= PROBLEM STATEMENT =
Copy every line of the listing that holds the string "information".

* Start *

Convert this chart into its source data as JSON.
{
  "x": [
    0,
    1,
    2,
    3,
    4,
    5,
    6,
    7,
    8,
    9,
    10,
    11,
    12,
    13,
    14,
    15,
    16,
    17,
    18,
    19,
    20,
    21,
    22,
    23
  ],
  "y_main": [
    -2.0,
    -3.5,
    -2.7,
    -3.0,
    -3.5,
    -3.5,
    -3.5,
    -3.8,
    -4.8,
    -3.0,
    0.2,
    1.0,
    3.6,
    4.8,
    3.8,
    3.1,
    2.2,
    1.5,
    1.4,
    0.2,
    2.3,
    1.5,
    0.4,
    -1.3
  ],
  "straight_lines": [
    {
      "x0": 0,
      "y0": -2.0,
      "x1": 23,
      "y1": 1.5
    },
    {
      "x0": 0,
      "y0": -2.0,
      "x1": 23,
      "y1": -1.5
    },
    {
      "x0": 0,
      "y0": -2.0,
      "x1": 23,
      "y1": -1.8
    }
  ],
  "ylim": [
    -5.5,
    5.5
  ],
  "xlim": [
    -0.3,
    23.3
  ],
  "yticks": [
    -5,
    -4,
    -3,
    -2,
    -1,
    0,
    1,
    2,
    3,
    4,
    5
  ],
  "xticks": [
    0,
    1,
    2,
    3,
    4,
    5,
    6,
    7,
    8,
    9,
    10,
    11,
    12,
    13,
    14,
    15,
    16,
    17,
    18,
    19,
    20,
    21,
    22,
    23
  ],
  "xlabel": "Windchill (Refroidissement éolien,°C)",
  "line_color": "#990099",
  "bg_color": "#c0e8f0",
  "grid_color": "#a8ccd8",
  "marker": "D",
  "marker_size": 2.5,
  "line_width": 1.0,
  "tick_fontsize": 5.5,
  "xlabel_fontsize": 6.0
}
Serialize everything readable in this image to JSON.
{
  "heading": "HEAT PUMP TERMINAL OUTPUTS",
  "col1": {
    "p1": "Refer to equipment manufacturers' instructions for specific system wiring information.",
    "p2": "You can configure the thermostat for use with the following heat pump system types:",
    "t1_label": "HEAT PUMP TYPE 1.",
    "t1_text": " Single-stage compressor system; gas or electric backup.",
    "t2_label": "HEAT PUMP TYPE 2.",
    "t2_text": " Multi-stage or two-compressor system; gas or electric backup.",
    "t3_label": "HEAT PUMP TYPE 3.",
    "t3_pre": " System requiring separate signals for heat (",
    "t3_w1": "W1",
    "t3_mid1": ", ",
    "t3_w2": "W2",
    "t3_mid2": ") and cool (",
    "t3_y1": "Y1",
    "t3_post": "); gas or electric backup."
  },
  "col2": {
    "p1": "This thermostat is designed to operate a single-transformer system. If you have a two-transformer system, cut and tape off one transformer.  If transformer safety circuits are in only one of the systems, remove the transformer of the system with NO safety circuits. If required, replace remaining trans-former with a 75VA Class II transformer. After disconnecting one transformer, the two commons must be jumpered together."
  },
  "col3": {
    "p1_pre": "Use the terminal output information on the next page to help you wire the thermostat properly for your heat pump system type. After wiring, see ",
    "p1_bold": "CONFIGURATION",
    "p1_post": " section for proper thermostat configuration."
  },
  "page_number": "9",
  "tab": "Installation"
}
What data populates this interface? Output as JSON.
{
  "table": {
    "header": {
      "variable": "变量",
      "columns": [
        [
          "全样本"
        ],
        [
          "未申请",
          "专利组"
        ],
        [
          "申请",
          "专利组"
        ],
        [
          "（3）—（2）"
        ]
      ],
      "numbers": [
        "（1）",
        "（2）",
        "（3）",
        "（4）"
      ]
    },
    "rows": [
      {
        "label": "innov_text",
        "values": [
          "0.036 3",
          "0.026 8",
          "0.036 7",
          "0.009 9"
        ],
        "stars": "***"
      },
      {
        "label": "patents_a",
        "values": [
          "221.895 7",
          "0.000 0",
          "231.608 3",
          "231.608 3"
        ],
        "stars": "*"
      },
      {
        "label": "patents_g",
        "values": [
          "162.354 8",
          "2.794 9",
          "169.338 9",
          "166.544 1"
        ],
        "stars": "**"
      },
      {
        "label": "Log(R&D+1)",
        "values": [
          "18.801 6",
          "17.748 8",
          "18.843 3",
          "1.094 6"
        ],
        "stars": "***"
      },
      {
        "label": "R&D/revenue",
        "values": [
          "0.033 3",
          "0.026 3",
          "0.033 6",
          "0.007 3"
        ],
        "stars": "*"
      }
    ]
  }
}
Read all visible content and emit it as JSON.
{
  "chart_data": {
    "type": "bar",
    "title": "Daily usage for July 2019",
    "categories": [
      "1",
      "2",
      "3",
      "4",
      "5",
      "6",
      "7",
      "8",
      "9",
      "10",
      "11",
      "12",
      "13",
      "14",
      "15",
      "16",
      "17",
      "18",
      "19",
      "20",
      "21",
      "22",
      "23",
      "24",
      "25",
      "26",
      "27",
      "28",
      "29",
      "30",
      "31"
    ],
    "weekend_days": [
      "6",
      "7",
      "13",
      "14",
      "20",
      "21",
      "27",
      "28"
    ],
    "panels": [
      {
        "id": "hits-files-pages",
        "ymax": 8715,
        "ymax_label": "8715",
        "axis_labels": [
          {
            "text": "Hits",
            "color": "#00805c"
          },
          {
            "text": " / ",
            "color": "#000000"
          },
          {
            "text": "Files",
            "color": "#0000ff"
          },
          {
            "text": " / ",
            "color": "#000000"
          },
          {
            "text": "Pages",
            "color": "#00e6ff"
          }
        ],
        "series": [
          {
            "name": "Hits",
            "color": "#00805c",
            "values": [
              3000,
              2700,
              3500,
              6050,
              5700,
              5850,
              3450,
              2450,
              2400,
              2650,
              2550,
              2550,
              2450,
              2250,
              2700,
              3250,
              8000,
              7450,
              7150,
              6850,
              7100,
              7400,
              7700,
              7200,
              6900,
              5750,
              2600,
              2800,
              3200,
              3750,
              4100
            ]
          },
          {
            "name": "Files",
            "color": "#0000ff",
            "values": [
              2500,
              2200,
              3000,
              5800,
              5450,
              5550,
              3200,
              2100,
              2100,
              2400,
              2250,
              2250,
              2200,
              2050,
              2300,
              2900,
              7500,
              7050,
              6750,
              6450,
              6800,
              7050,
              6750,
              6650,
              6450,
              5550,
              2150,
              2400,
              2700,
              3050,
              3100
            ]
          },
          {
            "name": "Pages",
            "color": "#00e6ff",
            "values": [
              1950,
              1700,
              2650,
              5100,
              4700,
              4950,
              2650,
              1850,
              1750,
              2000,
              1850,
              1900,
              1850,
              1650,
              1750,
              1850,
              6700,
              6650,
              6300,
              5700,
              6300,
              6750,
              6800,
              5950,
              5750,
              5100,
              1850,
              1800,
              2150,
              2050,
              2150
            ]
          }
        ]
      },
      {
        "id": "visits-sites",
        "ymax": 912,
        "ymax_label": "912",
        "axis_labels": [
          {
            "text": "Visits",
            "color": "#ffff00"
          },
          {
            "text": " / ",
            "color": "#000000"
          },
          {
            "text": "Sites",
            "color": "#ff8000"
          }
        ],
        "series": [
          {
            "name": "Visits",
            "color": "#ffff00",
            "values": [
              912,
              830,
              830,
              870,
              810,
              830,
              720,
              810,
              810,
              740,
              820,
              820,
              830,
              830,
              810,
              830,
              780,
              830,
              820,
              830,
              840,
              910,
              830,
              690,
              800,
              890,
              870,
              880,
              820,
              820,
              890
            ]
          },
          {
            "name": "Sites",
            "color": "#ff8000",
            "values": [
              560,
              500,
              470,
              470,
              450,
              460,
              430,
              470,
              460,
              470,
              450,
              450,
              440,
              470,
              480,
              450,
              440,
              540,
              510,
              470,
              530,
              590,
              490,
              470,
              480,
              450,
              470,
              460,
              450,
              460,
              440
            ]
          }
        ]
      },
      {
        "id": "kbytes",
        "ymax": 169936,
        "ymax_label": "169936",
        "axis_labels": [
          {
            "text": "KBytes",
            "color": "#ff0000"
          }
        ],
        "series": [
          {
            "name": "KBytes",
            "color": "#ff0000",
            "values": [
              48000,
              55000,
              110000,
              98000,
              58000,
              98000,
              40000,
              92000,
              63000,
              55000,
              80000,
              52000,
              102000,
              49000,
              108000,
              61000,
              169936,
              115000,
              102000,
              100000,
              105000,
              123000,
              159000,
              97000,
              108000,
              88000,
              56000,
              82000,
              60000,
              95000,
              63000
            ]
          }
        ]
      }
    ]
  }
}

* End *

= SOLUTION TO THIS PROBLEM =
    "p1": "Refer to equipment manufacturers' instructions for specific system wiring information.",
    "p1_pre": "Use the terminal output information on the next page to help you wire the thermostat properly for your heat pump system type. After wiring, see ",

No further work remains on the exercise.